Stored data:
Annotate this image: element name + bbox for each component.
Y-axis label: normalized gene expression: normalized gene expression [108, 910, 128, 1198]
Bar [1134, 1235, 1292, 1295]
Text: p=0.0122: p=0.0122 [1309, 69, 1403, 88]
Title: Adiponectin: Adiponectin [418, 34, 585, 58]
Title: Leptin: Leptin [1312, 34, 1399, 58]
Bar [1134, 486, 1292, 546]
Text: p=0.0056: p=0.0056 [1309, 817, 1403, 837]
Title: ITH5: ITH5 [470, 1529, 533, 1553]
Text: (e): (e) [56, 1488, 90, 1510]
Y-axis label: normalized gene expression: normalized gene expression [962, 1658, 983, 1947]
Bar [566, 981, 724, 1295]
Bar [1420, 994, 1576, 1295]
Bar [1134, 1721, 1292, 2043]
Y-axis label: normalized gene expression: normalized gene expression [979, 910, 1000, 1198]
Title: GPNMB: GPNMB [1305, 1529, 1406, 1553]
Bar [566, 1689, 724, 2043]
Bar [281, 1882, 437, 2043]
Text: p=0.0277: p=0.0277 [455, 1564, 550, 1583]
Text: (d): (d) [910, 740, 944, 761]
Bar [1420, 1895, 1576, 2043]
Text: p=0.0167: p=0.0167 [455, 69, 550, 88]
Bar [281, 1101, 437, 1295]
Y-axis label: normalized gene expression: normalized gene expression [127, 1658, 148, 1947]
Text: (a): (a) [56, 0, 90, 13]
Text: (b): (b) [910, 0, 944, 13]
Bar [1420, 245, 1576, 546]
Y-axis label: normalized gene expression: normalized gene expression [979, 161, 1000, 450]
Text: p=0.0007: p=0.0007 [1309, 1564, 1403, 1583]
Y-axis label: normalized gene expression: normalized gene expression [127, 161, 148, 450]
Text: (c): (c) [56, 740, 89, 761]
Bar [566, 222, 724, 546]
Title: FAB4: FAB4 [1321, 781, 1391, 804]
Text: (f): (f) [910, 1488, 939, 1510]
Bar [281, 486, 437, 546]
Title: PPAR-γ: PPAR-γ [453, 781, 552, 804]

**Requirement:** Reproduce the data in full, exactly as presented.

**The answer:**
Annotate this image: element name + bbox for each component.
Y-axis label: normalized gene expression: normalized gene expression [108, 910, 128, 1198]
Bar [1134, 1235, 1292, 1295]
Text: p=0.0122: p=0.0122 [1309, 69, 1403, 88]
Title: Adiponectin: Adiponectin [418, 34, 585, 58]
Title: Leptin: Leptin [1312, 34, 1399, 58]
Bar [1134, 486, 1292, 546]
Text: p=0.0056: p=0.0056 [1309, 817, 1403, 837]
Title: ITH5: ITH5 [470, 1529, 533, 1553]
Text: (e): (e) [56, 1488, 90, 1510]
Y-axis label: normalized gene expression: normalized gene expression [962, 1658, 983, 1947]
Bar [566, 981, 724, 1295]
Bar [1420, 994, 1576, 1295]
Bar [1134, 1721, 1292, 2043]
Y-axis label: normalized gene expression: normalized gene expression [979, 910, 1000, 1198]
Title: GPNMB: GPNMB [1305, 1529, 1406, 1553]
Bar [566, 1689, 724, 2043]
Bar [281, 1882, 437, 2043]
Text: p=0.0277: p=0.0277 [455, 1564, 550, 1583]
Text: (d): (d) [910, 740, 944, 761]
Bar [1420, 1895, 1576, 2043]
Text: p=0.0167: p=0.0167 [455, 69, 550, 88]
Bar [281, 1101, 437, 1295]
Y-axis label: normalized gene expression: normalized gene expression [127, 1658, 148, 1947]
Text: (a): (a) [56, 0, 90, 13]
Text: (b): (b) [910, 0, 944, 13]
Bar [1420, 245, 1576, 546]
Y-axis label: normalized gene expression: normalized gene expression [979, 161, 1000, 450]
Text: p=0.0007: p=0.0007 [1309, 1564, 1403, 1583]
Y-axis label: normalized gene expression: normalized gene expression [127, 161, 148, 450]
Text: (c): (c) [56, 740, 89, 761]
Bar [566, 222, 724, 546]
Title: FAB4: FAB4 [1321, 781, 1391, 804]
Text: (f): (f) [910, 1488, 939, 1510]
Bar [281, 486, 437, 546]
Title: PPAR-γ: PPAR-γ [453, 781, 552, 804]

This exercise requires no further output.